(Items from a figure collection)
- - - - -
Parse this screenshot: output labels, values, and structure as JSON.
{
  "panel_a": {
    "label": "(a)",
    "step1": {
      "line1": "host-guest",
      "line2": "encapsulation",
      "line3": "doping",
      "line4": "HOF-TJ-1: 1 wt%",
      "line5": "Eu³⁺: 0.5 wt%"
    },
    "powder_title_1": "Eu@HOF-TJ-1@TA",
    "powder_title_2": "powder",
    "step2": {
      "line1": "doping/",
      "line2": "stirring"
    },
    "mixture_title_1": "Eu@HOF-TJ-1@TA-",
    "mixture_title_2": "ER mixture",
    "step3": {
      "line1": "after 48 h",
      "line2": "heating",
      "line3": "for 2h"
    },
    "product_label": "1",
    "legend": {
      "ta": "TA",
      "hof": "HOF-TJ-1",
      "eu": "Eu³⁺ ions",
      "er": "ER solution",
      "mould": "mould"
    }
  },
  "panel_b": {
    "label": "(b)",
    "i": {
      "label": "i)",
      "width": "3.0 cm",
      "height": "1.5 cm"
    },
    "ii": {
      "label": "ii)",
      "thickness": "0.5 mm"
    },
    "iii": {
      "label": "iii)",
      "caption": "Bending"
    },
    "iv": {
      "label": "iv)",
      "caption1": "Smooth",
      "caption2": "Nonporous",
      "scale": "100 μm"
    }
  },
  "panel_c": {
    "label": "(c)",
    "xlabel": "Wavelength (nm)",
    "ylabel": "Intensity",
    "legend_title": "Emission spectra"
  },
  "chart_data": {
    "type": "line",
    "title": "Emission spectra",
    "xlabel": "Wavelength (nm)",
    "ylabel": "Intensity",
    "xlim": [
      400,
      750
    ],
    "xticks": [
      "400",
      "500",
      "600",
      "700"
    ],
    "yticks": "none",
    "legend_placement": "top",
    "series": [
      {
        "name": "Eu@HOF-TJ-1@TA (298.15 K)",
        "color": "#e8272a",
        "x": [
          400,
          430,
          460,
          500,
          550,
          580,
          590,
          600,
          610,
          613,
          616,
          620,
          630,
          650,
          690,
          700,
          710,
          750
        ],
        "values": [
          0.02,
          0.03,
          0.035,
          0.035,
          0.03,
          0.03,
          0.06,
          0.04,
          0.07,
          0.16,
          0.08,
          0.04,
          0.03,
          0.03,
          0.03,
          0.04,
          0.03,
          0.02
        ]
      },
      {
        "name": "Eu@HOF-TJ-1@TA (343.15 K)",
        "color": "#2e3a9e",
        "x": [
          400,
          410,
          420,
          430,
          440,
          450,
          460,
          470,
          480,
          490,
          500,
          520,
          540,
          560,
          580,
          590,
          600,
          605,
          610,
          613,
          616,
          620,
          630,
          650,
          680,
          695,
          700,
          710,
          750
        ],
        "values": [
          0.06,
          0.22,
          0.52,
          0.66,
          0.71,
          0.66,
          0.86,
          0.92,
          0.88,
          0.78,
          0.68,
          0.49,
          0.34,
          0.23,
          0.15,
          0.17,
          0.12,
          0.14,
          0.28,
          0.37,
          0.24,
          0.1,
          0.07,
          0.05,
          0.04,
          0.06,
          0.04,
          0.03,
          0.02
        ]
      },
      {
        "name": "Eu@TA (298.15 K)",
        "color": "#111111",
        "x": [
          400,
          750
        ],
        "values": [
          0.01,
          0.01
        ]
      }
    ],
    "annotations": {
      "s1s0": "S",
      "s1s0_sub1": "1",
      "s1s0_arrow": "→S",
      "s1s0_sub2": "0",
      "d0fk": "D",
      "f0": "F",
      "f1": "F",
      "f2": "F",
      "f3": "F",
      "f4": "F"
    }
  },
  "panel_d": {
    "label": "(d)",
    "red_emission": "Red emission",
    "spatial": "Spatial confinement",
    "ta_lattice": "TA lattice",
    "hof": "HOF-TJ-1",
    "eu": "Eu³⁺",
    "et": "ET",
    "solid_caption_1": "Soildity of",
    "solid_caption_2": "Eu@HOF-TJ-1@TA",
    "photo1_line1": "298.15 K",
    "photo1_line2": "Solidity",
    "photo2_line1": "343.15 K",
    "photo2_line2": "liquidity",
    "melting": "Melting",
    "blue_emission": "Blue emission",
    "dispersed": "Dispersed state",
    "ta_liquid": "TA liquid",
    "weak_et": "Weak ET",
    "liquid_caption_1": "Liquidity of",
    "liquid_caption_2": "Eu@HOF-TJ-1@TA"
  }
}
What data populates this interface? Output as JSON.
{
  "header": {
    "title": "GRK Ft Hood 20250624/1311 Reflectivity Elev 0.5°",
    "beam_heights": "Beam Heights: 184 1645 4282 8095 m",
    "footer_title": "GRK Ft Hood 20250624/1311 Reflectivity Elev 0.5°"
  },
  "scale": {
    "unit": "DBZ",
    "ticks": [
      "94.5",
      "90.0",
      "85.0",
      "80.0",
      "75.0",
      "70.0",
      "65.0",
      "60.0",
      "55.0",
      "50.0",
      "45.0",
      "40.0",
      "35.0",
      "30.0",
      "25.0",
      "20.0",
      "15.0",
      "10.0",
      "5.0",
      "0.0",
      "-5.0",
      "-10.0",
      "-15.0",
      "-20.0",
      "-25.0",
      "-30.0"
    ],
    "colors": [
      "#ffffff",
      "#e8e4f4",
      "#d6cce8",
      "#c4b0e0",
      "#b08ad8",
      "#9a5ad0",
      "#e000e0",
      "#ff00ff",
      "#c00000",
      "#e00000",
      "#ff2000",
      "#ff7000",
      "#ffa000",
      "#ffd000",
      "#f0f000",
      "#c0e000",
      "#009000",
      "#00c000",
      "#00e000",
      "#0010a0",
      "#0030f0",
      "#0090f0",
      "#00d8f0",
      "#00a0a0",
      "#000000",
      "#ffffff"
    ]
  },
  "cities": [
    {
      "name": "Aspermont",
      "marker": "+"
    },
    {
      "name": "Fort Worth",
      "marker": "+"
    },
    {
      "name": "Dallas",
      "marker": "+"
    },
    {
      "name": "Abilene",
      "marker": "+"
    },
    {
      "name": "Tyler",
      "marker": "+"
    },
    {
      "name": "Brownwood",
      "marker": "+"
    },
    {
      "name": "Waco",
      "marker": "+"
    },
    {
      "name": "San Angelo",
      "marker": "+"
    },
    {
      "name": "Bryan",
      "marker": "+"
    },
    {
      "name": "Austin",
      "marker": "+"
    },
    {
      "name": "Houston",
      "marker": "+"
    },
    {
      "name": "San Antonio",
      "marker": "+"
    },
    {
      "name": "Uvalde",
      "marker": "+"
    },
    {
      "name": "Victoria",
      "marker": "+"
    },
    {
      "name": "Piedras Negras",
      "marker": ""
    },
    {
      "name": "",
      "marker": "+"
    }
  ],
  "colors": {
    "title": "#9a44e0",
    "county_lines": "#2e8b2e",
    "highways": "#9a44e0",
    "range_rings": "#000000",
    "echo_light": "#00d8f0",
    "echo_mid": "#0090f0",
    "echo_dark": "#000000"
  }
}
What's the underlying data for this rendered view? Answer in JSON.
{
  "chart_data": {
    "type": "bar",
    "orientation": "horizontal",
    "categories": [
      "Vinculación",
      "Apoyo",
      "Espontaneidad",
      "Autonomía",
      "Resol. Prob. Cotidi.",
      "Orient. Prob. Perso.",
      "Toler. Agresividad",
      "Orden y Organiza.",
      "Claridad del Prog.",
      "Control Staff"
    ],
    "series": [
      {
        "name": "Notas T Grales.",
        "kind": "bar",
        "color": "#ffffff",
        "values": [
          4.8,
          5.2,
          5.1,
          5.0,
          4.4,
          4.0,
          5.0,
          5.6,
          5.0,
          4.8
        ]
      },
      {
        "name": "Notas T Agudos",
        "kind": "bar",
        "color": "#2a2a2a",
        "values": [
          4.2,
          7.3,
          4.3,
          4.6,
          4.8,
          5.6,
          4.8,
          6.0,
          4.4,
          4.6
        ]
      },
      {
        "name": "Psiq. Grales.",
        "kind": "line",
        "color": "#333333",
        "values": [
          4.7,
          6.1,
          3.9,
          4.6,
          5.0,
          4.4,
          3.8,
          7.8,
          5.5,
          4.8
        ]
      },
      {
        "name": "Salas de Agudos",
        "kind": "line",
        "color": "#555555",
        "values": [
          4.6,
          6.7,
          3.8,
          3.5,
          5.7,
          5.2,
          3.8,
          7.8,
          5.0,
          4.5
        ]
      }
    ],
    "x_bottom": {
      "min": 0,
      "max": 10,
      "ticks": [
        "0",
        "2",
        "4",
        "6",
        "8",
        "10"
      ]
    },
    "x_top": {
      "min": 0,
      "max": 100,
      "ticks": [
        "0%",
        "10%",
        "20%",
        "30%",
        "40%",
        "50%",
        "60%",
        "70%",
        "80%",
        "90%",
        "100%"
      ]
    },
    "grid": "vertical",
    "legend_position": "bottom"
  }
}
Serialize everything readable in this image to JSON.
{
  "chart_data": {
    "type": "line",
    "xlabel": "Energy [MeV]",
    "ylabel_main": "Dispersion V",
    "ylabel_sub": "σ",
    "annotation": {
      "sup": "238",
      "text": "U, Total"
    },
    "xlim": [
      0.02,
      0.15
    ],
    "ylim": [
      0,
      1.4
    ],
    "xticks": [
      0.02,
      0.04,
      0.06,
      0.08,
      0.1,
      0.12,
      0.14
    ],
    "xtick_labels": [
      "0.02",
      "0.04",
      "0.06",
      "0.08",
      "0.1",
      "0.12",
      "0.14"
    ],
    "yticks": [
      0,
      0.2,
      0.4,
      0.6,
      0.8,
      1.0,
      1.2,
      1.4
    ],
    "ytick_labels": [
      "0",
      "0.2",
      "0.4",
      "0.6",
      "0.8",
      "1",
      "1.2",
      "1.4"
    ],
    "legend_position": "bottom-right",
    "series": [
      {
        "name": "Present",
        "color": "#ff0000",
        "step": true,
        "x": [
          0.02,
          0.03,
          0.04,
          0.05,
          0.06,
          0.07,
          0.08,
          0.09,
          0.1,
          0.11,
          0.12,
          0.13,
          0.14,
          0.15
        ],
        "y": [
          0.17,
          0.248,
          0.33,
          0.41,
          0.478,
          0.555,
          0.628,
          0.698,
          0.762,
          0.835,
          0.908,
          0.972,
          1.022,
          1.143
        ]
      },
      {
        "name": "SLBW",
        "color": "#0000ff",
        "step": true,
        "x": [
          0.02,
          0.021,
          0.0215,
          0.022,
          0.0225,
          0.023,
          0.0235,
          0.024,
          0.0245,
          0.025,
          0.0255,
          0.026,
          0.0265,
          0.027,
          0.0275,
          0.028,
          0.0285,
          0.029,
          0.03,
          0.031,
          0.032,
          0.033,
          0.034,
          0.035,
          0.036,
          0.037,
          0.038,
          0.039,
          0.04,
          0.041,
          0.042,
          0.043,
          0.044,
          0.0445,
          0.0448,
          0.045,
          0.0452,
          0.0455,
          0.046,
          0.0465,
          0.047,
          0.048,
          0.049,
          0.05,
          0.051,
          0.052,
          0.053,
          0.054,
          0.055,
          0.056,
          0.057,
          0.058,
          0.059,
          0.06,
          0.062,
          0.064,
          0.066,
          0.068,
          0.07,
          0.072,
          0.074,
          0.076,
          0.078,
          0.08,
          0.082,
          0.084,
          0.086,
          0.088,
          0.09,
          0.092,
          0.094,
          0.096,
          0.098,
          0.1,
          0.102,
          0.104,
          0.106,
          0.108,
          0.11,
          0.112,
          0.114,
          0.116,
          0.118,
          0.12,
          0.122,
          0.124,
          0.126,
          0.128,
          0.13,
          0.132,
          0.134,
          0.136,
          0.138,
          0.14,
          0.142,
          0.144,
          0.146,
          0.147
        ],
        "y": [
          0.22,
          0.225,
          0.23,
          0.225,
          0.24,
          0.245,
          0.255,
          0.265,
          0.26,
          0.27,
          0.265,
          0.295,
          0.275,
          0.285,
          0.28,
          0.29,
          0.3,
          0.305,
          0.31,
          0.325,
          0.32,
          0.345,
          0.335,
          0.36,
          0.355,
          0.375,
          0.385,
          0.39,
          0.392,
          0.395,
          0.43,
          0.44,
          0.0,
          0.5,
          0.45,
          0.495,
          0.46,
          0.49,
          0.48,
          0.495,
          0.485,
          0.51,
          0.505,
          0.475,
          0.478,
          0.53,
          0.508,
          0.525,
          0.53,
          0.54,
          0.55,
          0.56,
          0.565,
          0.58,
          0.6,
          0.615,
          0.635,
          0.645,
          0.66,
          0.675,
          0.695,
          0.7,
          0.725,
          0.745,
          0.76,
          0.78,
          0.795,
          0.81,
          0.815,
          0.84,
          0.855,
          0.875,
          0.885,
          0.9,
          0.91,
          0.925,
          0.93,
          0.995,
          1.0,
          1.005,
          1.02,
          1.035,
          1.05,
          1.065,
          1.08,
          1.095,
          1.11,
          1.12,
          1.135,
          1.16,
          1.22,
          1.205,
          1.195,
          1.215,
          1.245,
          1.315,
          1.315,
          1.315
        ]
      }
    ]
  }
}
- - - - -
_Brief_: How many of the lines above include the string "Notas"? Answer with the number only.

_Complete output_: 2